== Required work ==
Retype every entry in its entirety, without alteration.

BEGIN Records for this task

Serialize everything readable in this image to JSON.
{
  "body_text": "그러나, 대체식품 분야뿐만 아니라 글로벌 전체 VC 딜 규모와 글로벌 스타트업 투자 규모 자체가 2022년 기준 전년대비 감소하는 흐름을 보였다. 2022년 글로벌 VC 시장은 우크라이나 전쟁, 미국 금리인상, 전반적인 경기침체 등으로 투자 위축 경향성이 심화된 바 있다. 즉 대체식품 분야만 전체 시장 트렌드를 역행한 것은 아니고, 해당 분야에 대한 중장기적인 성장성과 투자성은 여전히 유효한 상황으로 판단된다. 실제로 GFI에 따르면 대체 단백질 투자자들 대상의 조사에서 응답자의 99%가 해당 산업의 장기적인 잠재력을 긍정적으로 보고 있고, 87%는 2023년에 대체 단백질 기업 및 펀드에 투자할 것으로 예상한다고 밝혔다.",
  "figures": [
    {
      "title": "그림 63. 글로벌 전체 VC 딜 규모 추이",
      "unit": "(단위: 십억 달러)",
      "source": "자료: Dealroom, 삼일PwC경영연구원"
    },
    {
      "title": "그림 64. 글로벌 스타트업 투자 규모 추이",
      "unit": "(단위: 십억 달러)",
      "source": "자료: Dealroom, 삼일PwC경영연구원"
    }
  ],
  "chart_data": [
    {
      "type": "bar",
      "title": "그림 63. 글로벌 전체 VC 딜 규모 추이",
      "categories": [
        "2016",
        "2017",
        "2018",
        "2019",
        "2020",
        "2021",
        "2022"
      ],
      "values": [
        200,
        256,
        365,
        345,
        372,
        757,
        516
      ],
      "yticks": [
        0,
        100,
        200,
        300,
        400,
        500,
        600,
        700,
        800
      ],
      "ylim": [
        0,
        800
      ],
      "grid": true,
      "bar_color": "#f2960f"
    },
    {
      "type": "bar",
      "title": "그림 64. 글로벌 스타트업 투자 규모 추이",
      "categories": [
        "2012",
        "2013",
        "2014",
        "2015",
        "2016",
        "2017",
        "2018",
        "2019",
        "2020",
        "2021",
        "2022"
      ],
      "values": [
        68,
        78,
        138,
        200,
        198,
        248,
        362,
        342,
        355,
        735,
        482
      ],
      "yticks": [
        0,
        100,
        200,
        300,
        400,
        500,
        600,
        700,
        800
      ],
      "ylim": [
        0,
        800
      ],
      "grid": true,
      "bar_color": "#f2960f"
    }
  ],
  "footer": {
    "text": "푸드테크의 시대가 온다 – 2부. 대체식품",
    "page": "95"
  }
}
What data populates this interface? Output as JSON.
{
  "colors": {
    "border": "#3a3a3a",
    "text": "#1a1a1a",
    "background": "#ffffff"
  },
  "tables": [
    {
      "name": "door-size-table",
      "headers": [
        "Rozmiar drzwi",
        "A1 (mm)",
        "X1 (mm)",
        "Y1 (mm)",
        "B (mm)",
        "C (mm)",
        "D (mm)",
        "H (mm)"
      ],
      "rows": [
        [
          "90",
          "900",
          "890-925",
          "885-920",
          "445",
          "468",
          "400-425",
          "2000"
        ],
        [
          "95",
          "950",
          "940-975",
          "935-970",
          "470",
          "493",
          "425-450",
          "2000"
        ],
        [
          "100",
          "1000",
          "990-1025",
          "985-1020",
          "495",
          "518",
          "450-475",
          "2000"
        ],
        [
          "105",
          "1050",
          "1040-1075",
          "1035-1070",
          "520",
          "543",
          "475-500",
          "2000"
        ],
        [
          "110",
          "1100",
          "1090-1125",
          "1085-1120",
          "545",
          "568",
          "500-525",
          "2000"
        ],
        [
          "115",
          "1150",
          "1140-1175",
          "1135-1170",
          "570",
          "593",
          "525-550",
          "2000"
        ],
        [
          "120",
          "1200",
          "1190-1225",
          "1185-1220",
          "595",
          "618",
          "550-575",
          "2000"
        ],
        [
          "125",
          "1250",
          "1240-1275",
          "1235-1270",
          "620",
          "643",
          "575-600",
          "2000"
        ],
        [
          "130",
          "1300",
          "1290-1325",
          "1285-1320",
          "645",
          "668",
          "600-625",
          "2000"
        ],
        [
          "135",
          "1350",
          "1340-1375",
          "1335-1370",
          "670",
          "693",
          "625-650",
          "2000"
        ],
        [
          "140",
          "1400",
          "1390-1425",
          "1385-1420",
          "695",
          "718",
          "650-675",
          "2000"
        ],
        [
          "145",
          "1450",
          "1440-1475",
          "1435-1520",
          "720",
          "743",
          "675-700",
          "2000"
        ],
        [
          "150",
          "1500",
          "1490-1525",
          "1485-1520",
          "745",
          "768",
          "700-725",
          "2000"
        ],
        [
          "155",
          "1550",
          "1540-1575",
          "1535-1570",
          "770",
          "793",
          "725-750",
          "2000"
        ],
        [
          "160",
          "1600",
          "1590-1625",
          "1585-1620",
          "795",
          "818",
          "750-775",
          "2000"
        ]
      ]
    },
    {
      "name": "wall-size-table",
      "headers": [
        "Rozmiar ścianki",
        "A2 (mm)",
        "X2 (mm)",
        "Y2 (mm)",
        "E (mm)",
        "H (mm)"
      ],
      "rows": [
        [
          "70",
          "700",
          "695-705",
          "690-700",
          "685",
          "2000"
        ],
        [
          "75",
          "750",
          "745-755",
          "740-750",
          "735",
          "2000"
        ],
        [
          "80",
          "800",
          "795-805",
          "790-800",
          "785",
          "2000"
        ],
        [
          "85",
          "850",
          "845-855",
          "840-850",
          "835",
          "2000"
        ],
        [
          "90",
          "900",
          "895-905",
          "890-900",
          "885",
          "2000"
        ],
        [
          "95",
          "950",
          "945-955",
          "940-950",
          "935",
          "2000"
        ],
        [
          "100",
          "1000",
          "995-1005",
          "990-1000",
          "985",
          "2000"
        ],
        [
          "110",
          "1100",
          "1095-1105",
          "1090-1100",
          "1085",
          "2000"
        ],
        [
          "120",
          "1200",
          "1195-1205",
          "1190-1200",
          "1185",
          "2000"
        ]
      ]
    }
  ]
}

END Records for this task

== Response to the exercise ==
Serialize everything readable in this image to JSON.
{
  "body_text": "그러나, 대체식품 분야뿐만 아니라 글로벌 전체 VC 딜 규모와 글로벌 스타트업 투자 규모 자체가 2022년 기준 전년대비 감소하는 흐름을 보였다. 2022년 글로벌 VC 시장은 우크라이나 전쟁, 미국 금리인상, 전반적인 경기침체 등으로 투자 위축 경향성이 심화된 바 있다. 즉 대체식품 분야만 전체 시장 트렌드를 역행한 것은 아니고, 해당 분야에 대한 중장기적인 성장성과 투자성은 여전히 유효한 상황으로 판단된다. 실제로 GFI에 따르면 대체 단백질 투자자들 대상의 조사에서 응답자의 99%가 해당 산업의 장기적인 잠재력을 긍정적으로 보고 있고, 87%는 2023년에 대체 단백질 기업 및 펀드에 투자할 것으로 예상한다고 밝혔다.",
  "figures": [
    {
      "title": "그림 63. 글로벌 전체 VC 딜 규모 추이",
      "unit": "(단위: 십억 달러)",
      "source": "자료: Dealroom, 삼일PwC경영연구원"
    },
    {
      "title": "그림 64. 글로벌 스타트업 투자 규모 추이",
      "unit": "(단위: 십억 달러)",
      "source": "자료: Dealroom, 삼일PwC경영연구원"
    }
  ],
  "chart_data": [
    {
      "type": "bar",
      "title": "그림 63. 글로벌 전체 VC 딜 규모 추이",
      "categories": [
        "2016",
        "2017",
        "2018",
        "2019",
        "2020",
        "2021",
        "2022"
      ],
      "values": [
        200,
        256,
        365,
        345,
        372,
        757,
        516
      ],
      "yticks": [
        0,
        100,
        200,
        300,
        400,
        500,
        600,
        700,
        800
      ],
      "ylim": [
        0,
        800
      ],
      "grid": true,
      "bar_color": "#f2960f"
    },
    {
      "type": "bar",
      "title": "그림 64. 글로벌 스타트업 투자 규모 추이",
      "categories": [
        "2012",
        "2013",
        "2014",
        "2015",
        "2016",
        "2017",
        "2018",
        "2019",
        "2020",
        "2021",
        "2022"
      ],
      "values": [
        68,
        78,
        138,
        200,
        198,
        248,
        362,
        342,
        355,
        735,
        482
      ],
      "yticks": [
        0,
        100,
        200,
        300,
        400,
        500,
        600,
        700,
        800
      ],
      "ylim": [
        0,
        800
      ],
      "grid": true,
      "bar_color": "#f2960f"
    }
  ],
  "footer": {
    "text": "푸드테크의 시대가 온다 – 2부. 대체식품",
    "page": "95"
  }
}
What data populates this interface? Output as JSON.
{
  "colors": {
    "border": "#3a3a3a",
    "text": "#1a1a1a",
    "background": "#ffffff"
  },
  "tables": [
    {
      "name": "door-size-table",
      "headers": [
        "Rozmiar drzwi",
        "A1 (mm)",
        "X1 (mm)",
        "Y1 (mm)",
        "B (mm)",
        "C (mm)",
        "D (mm)",
        "H (mm)"
      ],
      "rows": [
        [
          "90",
          "900",
          "890-925",
          "885-920",
          "445",
          "468",
          "400-425",
          "2000"
        ],
        [
          "95",
          "950",
          "940-975",
          "935-970",
          "470",
          "493",
          "425-450",
          "2000"
        ],
        [
          "100",
          "1000",
          "990-1025",
          "985-1020",
          "495",
          "518",
          "450-475",
          "2000"
        ],
        [
          "105",
          "1050",
          "1040-1075",
          "1035-1070",
          "520",
          "543",
          "475-500",
          "2000"
        ],
        [
          "110",
          "1100",
          "1090-1125",
          "1085-1120",
          "545",
          "568",
          "500-525",
          "2000"
        ],
        [
          "115",
          "1150",
          "1140-1175",
          "1135-1170",
          "570",
          "593",
          "525-550",
          "2000"
        ],
        [
          "120",
          "1200",
          "1190-1225",
          "1185-1220",
          "595",
          "618",
          "550-575",
          "2000"
        ],
        [
          "125",
          "1250",
          "1240-1275",
          "1235-1270",
          "620",
          "643",
          "575-600",
          "2000"
        ],
        [
          "130",
          "1300",
          "1290-1325",
          "1285-1320",
          "645",
          "668",
          "600-625",
          "2000"
        ],
        [
          "135",
          "1350",
          "1340-1375",
          "1335-1370",
          "670",
          "693",
          "625-650",
          "2000"
        ],
        [
          "140",
          "1400",
          "1390-1425",
          "1385-1420",
          "695",
          "718",
          "650-675",
          "2000"
        ],
        [
          "145",
          "1450",
          "1440-1475",
          "1435-1520",
          "720",
          "743",
          "675-700",
          "2000"
        ],
        [
          "150",
          "1500",
          "1490-1525",
          "1485-1520",
          "745",
          "768",
          "700-725",
          "2000"
        ],
        [
          "155",
          "1550",
          "1540-1575",
          "1535-1570",
          "770",
          "793",
          "725-750",
          "2000"
        ],
        [
          "160",
          "1600",
          "1590-1625",
          "1585-1620",
          "795",
          "818",
          "750-775",
          "2000"
        ]
      ]
    },
    {
      "name": "wall-size-table",
      "headers": [
        "Rozmiar ścianki",
        "A2 (mm)",
        "X2 (mm)",
        "Y2 (mm)",
        "E (mm)",
        "H (mm)"
      ],
      "rows": [
        [
          "70",
          "700",
          "695-705",
          "690-700",
          "685",
          "2000"
        ],
        [
          "75",
          "750",
          "745-755",
          "740-750",
          "735",
          "2000"
        ],
        [
          "80",
          "800",
          "795-805",
          "790-800",
          "785",
          "2000"
        ],
        [
          "85",
          "850",
          "845-855",
          "840-850",
          "835",
          "2000"
        ],
        [
          "90",
          "900",
          "895-905",
          "890-900",
          "885",
          "2000"
        ],
        [
          "95",
          "950",
          "945-955",
          "940-950",
          "935",
          "2000"
        ],
        [
          "100",
          "1000",
          "995-1005",
          "990-1000",
          "985",
          "2000"
        ],
        [
          "110",
          "1100",
          "1095-1105",
          "1090-1100",
          "1085",
          "2000"
        ],
        [
          "120",
          "1200",
          "1195-1205",
          "1190-1200",
          "1185",
          "2000"
        ]
      ]
    }
  ]
}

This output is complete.